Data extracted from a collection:
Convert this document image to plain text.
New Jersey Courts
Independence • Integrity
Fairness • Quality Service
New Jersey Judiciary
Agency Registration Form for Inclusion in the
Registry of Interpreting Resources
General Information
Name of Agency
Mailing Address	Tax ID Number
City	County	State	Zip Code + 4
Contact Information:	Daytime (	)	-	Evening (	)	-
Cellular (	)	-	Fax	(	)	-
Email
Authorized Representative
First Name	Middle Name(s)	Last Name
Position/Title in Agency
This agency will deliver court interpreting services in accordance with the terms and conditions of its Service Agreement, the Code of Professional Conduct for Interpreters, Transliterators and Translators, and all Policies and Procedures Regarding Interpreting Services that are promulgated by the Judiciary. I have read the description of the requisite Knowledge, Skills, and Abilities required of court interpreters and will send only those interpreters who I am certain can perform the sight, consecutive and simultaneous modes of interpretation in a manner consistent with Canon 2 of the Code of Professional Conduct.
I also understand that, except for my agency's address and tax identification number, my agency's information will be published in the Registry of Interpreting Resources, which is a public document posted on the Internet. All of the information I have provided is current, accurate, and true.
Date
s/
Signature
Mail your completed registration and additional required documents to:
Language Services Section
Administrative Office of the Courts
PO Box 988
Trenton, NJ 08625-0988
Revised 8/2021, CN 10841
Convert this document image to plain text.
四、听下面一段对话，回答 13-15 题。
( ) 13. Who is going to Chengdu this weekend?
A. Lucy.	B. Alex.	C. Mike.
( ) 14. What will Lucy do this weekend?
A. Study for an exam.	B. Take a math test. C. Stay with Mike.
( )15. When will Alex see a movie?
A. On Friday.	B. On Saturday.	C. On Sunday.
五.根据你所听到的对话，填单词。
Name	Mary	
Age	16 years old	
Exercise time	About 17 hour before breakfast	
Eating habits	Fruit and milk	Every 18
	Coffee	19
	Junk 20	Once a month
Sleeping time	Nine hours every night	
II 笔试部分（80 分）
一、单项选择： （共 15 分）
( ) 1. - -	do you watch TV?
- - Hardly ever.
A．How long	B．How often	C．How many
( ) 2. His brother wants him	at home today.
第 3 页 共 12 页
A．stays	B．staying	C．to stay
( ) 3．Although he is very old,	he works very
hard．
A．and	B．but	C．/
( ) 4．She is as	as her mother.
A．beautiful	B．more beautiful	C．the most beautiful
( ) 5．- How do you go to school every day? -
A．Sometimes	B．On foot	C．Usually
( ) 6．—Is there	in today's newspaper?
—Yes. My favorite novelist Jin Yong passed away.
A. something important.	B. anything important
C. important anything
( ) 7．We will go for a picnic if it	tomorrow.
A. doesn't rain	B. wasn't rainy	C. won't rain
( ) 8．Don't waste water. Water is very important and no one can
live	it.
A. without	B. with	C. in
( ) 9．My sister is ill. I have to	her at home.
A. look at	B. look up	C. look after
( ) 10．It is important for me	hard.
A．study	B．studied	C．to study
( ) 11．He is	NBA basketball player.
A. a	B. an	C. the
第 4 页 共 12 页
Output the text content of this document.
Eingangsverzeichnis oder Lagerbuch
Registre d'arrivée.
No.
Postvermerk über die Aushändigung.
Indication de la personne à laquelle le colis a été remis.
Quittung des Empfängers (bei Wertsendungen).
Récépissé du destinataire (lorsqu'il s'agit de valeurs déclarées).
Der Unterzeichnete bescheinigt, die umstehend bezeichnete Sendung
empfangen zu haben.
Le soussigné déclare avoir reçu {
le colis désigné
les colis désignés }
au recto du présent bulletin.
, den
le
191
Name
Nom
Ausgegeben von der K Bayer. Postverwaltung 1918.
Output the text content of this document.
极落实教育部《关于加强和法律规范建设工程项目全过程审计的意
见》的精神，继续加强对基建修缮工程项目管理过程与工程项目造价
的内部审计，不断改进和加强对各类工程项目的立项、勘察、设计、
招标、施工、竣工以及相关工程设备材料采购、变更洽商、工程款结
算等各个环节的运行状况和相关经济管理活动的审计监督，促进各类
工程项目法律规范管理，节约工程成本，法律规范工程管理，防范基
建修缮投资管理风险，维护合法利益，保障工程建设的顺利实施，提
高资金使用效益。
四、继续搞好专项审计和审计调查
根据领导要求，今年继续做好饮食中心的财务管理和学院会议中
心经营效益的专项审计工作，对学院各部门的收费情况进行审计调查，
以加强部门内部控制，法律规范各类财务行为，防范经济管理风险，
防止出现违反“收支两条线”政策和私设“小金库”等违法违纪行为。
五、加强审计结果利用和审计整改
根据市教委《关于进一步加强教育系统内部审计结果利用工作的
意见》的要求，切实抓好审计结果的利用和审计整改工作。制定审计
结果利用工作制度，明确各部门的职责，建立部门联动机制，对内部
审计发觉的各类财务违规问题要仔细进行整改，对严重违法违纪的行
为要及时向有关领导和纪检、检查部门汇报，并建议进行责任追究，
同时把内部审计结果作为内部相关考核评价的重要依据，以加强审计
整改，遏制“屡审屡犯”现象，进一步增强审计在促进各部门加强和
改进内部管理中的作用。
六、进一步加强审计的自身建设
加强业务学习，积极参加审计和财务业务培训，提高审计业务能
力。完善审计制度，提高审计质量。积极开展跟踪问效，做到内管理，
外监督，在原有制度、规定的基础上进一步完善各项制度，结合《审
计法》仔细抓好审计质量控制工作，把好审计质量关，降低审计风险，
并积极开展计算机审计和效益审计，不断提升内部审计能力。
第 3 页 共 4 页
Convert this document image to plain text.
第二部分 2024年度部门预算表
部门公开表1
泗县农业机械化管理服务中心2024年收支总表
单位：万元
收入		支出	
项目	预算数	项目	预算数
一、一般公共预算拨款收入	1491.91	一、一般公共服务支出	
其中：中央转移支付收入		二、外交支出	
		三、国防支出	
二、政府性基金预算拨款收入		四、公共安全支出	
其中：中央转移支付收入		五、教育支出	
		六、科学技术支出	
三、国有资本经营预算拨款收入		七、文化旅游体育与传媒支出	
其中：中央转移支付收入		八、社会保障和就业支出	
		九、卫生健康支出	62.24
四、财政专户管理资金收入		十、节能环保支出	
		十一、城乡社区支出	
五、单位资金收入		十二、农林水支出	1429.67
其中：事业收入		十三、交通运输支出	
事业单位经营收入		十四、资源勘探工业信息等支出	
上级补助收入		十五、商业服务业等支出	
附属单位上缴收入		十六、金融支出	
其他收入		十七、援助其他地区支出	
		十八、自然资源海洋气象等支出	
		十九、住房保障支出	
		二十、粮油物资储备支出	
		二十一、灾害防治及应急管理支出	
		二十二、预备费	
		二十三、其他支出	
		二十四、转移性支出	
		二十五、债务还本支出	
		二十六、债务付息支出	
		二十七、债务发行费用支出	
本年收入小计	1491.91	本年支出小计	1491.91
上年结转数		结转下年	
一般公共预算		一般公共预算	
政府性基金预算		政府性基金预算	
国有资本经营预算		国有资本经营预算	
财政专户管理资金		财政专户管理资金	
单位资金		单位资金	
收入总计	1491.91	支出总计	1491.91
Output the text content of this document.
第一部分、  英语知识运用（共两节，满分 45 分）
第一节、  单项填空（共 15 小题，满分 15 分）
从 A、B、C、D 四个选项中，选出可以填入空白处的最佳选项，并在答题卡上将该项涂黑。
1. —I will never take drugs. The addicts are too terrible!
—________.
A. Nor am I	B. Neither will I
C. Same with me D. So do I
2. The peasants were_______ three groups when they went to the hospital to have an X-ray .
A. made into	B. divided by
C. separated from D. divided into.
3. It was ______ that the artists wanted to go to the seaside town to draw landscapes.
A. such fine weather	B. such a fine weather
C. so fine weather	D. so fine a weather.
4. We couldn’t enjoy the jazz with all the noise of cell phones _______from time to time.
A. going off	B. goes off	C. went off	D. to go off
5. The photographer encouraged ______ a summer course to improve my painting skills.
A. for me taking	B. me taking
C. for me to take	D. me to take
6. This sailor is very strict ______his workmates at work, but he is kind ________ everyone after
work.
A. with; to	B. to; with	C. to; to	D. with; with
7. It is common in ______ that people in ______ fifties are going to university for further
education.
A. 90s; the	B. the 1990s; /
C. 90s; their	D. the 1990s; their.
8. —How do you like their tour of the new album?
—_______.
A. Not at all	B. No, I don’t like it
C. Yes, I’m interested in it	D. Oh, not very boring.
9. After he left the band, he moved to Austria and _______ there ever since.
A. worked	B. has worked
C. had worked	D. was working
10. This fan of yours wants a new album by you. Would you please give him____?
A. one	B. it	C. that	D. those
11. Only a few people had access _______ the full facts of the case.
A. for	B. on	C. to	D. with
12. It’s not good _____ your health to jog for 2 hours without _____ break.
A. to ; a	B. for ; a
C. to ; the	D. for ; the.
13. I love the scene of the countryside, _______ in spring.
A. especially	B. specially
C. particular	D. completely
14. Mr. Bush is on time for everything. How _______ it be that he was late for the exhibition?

* **Exercise description**: From the entries above, copy each line holding "colis".

* **Task solution**:
Indication de la personne à laquelle le colis a été remis.
le colis désigné
les colis désignés }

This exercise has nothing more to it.